* Task data *
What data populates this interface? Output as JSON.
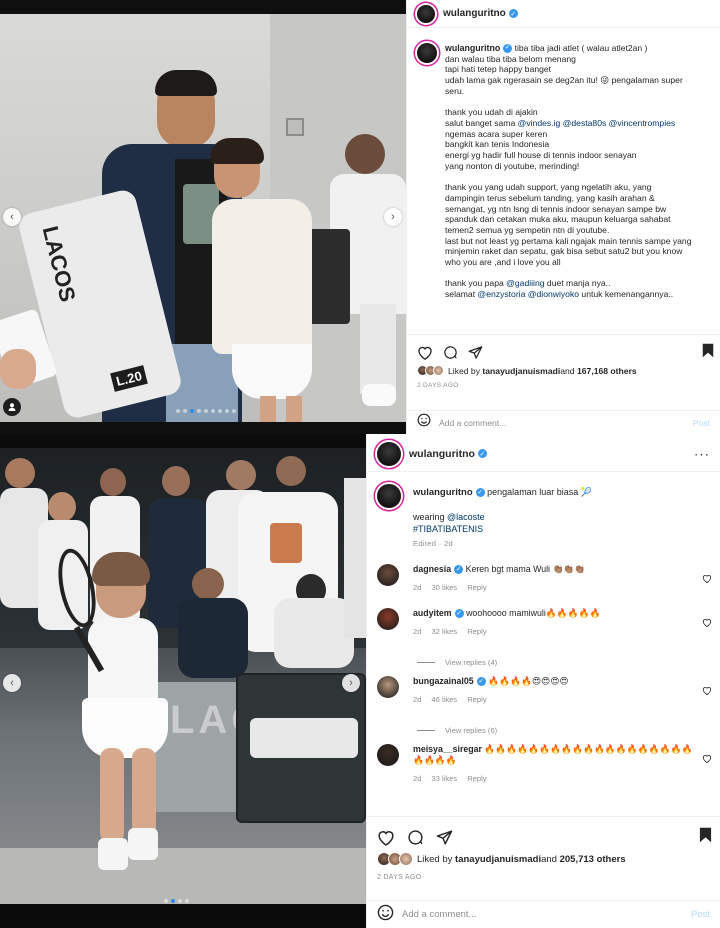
{
  "post1": {
    "username": "wulanguritno",
    "caption_lines": [
      "tiba tiba jadi atlet ( walau atlet2an )",
      "dan walau tiba tiba belom menang",
      "tapi hati tetep happy banget",
      "udah lama gak ngerasain se deg2an itu! 😜 pengalaman super",
      "seru."
    ],
    "thanks_intro": [
      "thank you udah di ajakin",
      "salut banget sama "
    ],
    "mentions_a": [
      "@vindes.ig",
      "@desta80s",
      "@vincentrompies"
    ],
    "thanks_lines": [
      "ngemas acara super keren",
      "bangkit kan tenis Indonesia",
      "energi yg hadir full house di tennis indoor senayan",
      "yang nonton di youtube, merinding!"
    ],
    "support_lines": [
      "thank you yang udah support, yang ngelatih aku, yang",
      "dampingin terus sebelum tanding, yang kasih arahan &",
      "semangat, yg ntn lsng di tennis indoor senayan sampe bw",
      "spanduk dan cetakan muka aku, maupun keluarga sahabat",
      "temen2 semua yg sempetin ntn di youtube.",
      "last but not least yg pertama kali ngajak main tennis sampe yang",
      "minjemin raket dan sepatu, gak bisa sebut satu2 but you know",
      "who you are ,and i love you all"
    ],
    "papa_prefix": "thank you papa ",
    "papa_mention": "@gadiiing",
    "papa_suffix": " duet manja nya..",
    "selamat_prefix": "selamat ",
    "selamat_mentions": [
      "@enzystoria",
      "@dionwiyoko"
    ],
    "selamat_suffix": " untuk kemenangannya..",
    "liked_by_prefix": "Liked by ",
    "liked_by_user": "tanayudjanuismadi",
    "liked_by_mid": " and ",
    "likes_count": "167,168 others",
    "time": "2 DAYS AGO",
    "comment_placeholder": "Add a comment...",
    "post_label": "Post",
    "photo_total": 9,
    "photo_active": 3,
    "shirt_text": "LACOS",
    "bag_text": "L.20"
  },
  "post2": {
    "username": "wulanguritno",
    "caption": "pengalaman luar biasa 🎾",
    "wearing_prefix": "wearing ",
    "wearing_mention": "@lacoste",
    "hashtag": "#TIBATIBATENIS",
    "edited": "Edited · 2d",
    "comments": [
      {
        "user": "dagnesia",
        "verified": true,
        "text": "Keren bgt mama Wuli 👏🏽👏🏽👏🏽",
        "age": "2d",
        "likes": "30 likes",
        "reply": "Reply",
        "avatar_color": "#6b4b3c"
      },
      {
        "user": "audyitem",
        "verified": true,
        "text": "woohoooo mamiwuli🔥🔥🔥🔥🔥",
        "age": "2d",
        "likes": "32 likes",
        "reply": "Reply",
        "avatar_color": "#8a3b28"
      },
      {
        "user": "bungazainal05",
        "verified": true,
        "text": "🔥🔥🔥🔥😍😍😍😍",
        "age": "2d",
        "likes": "46 likes",
        "reply": "Reply",
        "avatar_color": "#b8977c"
      },
      {
        "user": "meisya__siregar",
        "verified": false,
        "text": "🔥🔥🔥🔥🔥🔥🔥🔥🔥🔥🔥🔥🔥🔥🔥🔥🔥🔥🔥🔥🔥🔥🔥",
        "age": "2d",
        "likes": "33 likes",
        "reply": "Reply",
        "avatar_color": "#3a2a22"
      }
    ],
    "view_replies": [
      "View replies (4)",
      "View replies (6)"
    ],
    "liked_by_prefix": "Liked by ",
    "liked_by_user": "tanayudjanuismadi",
    "liked_by_mid": " and ",
    "likes_count": "205,713 others",
    "time": "2 DAYS AGO",
    "comment_placeholder": "Add a comment...",
    "post_label": "Post",
    "photo_total": 4,
    "photo_active": 2,
    "banner_text": "LACOSTE SUSU"
  },
  "colors": {
    "link": "#00376b",
    "verified": "#3897f0",
    "dot_active": "#2d8bf0",
    "story_ring": "#d6249f"
  }
}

* Problem description *
Extract the full listing exactly, with the pictures left out.

* Correct output *
What data populates this interface? Output as JSON.
{
  "post1": {
    "username": "wulanguritno",
    "caption_lines": [
      "tiba tiba jadi atlet ( walau atlet2an )",
      "dan walau tiba tiba belom menang",
      "tapi hati tetep happy banget",
      "udah lama gak ngerasain se deg2an itu! 😜 pengalaman super",
      "seru."
    ],
    "thanks_intro": [
      "thank you udah di ajakin",
      "salut banget sama "
    ],
    "mentions_a": [
      "@vindes.ig",
      "@desta80s",
      "@vincentrompies"
    ],
    "thanks_lines": [
      "ngemas acara super keren",
      "bangkit kan tenis Indonesia",
      "energi yg hadir full house di tennis indoor senayan",
      "yang nonton di youtube, merinding!"
    ],
    "support_lines": [
      "thank you yang udah support, yang ngelatih aku, yang",
      "dampingin terus sebelum tanding, yang kasih arahan &",
      "semangat, yg ntn lsng di tennis indoor senayan sampe bw",
      "spanduk dan cetakan muka aku, maupun keluarga sahabat",
      "temen2 semua yg sempetin ntn di youtube.",
      "last but not least yg pertama kali ngajak main tennis sampe yang",
      "minjemin raket dan sepatu, gak bisa sebut satu2 but you know",
      "who you are ,and i love you all"
    ],
    "papa_prefix": "thank you papa ",
    "papa_mention": "@gadiiing",
    "papa_suffix": " duet manja nya..",
    "selamat_prefix": "selamat ",
    "selamat_mentions": [
      "@enzystoria",
      "@dionwiyoko"
    ],
    "selamat_suffix": " untuk kemenangannya..",
    "liked_by_prefix": "Liked by ",
    "liked_by_user": "tanayudjanuismadi",
    "liked_by_mid": " and ",
    "likes_count": "167,168 others",
    "time": "2 DAYS AGO",
    "comment_placeholder": "Add a comment...",
    "post_label": "Post",
    "photo_total": 9,
    "photo_active": 3,
    "shirt_text": "LACOS",
    "bag_text": "L.20"
  },
  "post2": {
    "username": "wulanguritno",
    "caption": "pengalaman luar biasa 🎾",
    "wearing_prefix": "wearing ",
    "wearing_mention": "@lacoste",
    "hashtag": "#TIBATIBATENIS",
    "edited": "Edited · 2d",
    "comments": [
      {
        "user": "dagnesia",
        "verified": true,
        "text": "Keren bgt mama Wuli 👏🏽👏🏽👏🏽",
        "age": "2d",
        "likes": "30 likes",
        "reply": "Reply",
        "avatar_color": "#6b4b3c"
      },
      {
        "user": "audyitem",
        "verified": true,
        "text": "woohoooo mamiwuli🔥🔥🔥🔥🔥",
        "age": "2d",
        "likes": "32 likes",
        "reply": "Reply",
        "avatar_color": "#8a3b28"
      },
      {
        "user": "bungazainal05",
        "verified": true,
        "text": "🔥🔥🔥🔥😍😍😍😍",
        "age": "2d",
        "likes": "46 likes",
        "reply": "Reply",
        "avatar_color": "#b8977c"
      },
      {
        "user": "meisya__siregar",
        "verified": false,
        "text": "🔥🔥🔥🔥🔥🔥🔥🔥🔥🔥🔥🔥🔥🔥🔥🔥🔥🔥🔥🔥🔥🔥🔥",
        "age": "2d",
        "likes": "33 likes",
        "reply": "Reply",
        "avatar_color": "#3a2a22"
      }
    ],
    "view_replies": [
      "View replies (4)",
      "View replies (6)"
    ],
    "liked_by_prefix": "Liked by ",
    "liked_by_user": "tanayudjanuismadi",
    "liked_by_mid": " and ",
    "likes_count": "205,713 others",
    "time": "2 DAYS AGO",
    "comment_placeholder": "Add a comment...",
    "post_label": "Post",
    "photo_total": 4,
    "photo_active": 2,
    "banner_text": "LACOSTE SUSU"
  },
  "colors": {
    "link": "#00376b",
    "verified": "#3897f0",
    "dot_active": "#2d8bf0",
    "story_ring": "#d6249f"
  }
}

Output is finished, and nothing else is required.